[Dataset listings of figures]
....

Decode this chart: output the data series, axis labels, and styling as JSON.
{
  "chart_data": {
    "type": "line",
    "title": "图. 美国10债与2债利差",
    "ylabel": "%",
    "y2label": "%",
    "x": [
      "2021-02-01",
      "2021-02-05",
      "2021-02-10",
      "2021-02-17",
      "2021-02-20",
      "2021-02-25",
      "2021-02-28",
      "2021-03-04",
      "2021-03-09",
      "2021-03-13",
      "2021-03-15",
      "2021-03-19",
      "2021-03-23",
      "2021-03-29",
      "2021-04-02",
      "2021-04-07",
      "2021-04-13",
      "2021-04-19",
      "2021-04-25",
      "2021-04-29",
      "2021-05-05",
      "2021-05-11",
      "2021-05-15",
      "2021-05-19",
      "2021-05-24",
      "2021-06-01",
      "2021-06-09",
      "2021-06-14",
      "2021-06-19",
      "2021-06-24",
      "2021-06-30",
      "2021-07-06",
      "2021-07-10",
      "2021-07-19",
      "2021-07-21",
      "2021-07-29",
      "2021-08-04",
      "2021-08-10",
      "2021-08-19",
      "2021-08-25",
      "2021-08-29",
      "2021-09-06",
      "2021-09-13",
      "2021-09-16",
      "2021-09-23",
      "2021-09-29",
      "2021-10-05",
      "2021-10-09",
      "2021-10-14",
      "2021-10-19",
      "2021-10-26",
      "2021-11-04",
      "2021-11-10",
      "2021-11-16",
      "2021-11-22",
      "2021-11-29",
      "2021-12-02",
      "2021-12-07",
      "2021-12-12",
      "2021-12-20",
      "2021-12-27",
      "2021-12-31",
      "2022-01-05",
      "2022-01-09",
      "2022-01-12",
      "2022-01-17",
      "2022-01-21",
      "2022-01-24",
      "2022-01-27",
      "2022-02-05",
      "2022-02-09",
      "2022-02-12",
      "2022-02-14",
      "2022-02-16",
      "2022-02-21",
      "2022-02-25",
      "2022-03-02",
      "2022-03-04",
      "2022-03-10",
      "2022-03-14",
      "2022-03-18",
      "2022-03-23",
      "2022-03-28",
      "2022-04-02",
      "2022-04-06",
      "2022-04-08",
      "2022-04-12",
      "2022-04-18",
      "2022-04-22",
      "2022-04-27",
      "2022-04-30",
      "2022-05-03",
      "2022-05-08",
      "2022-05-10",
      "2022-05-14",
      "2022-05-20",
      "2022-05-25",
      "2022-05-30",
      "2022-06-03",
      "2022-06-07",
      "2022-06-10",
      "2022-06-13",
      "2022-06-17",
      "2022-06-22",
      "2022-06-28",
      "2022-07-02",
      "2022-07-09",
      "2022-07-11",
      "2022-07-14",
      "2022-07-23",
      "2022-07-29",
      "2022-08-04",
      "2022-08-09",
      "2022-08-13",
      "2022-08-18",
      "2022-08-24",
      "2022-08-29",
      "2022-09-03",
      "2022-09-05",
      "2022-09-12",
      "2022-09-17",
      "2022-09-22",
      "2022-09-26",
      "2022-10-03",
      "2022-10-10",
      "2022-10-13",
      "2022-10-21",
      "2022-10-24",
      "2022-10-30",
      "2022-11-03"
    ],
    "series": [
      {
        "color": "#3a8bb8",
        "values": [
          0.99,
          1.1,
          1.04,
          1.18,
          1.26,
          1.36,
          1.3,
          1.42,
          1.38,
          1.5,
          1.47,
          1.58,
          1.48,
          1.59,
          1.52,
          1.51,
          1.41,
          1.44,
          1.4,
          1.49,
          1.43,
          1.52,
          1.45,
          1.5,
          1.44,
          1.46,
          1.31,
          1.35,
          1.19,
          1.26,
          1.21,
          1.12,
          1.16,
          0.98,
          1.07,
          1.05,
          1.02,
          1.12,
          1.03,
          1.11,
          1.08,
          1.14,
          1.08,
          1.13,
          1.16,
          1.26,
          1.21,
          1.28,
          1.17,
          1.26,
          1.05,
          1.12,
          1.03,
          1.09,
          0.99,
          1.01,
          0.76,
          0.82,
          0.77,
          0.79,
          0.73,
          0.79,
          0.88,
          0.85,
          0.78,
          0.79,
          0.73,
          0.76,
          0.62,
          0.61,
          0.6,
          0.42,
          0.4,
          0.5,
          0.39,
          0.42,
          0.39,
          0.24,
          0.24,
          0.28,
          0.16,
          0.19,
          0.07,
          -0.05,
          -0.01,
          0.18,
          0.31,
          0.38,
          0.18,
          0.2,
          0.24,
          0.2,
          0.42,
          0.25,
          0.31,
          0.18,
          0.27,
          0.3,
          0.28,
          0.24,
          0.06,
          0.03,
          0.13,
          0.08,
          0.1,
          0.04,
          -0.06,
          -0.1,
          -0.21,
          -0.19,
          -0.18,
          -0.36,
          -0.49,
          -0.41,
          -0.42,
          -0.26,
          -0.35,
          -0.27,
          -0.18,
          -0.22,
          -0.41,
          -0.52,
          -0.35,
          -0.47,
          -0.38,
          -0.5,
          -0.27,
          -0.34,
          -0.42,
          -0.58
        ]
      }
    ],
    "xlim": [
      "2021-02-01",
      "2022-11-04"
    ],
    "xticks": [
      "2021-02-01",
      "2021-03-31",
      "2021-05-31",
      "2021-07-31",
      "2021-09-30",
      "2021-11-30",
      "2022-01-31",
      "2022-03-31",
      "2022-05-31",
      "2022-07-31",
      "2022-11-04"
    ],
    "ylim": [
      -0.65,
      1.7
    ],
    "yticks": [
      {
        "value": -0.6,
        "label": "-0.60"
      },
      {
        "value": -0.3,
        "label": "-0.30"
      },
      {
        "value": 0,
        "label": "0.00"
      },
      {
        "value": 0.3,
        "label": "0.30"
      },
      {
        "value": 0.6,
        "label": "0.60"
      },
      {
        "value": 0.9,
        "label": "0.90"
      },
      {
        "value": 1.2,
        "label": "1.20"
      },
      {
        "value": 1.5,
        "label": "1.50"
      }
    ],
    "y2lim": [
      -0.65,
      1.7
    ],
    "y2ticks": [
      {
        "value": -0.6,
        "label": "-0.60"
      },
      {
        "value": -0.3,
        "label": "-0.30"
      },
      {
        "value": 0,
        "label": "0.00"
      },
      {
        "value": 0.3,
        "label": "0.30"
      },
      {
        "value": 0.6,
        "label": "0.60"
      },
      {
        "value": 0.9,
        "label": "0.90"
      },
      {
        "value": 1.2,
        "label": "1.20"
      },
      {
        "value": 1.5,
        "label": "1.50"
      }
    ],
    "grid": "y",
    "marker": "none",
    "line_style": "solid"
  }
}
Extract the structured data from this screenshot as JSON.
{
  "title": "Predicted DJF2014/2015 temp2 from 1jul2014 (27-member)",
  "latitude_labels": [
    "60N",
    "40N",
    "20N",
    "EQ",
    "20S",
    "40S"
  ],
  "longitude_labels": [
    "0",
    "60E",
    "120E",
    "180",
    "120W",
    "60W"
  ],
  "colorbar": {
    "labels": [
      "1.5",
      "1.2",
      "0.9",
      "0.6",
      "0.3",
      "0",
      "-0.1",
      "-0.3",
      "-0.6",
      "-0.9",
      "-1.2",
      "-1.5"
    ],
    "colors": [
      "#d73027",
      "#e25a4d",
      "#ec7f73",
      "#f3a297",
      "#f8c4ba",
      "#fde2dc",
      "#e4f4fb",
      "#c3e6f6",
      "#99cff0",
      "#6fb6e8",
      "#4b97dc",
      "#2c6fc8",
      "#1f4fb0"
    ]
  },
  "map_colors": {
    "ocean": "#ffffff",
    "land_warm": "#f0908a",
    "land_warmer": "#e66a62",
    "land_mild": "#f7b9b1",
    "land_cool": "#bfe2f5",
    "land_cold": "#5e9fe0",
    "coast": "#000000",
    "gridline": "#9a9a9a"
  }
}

....

Print exactly the lines above, starting at the line that contains "Extract the structured" and ending with the last line of the records, both included.

Extract the structured data from this screenshot as JSON.
{
  "title": "Predicted DJF2014/2015 temp2 from 1jul2014 (27-member)",
  "latitude_labels": [
    "60N",
    "40N",
    "20N",
    "EQ",
    "20S",
    "40S"
  ],
  "longitude_labels": [
    "0",
    "60E",
    "120E",
    "180",
    "120W",
    "60W"
  ],
  "colorbar": {
    "labels": [
      "1.5",
      "1.2",
      "0.9",
      "0.6",
      "0.3",
      "0",
      "-0.1",
      "-0.3",
      "-0.6",
      "-0.9",
      "-1.2",
      "-1.5"
    ],
    "colors": [
      "#d73027",
      "#e25a4d",
      "#ec7f73",
      "#f3a297",
      "#f8c4ba",
      "#fde2dc",
      "#e4f4fb",
      "#c3e6f6",
      "#99cff0",
      "#6fb6e8",
      "#4b97dc",
      "#2c6fc8",
      "#1f4fb0"
    ]
  },
  "map_colors": {
    "ocean": "#ffffff",
    "land_warm": "#f0908a",
    "land_warmer": "#e66a62",
    "land_mild": "#f7b9b1",
    "land_cool": "#bfe2f5",
    "land_cold": "#5e9fe0",
    "coast": "#000000",
    "gridline": "#9a9a9a"
  }
}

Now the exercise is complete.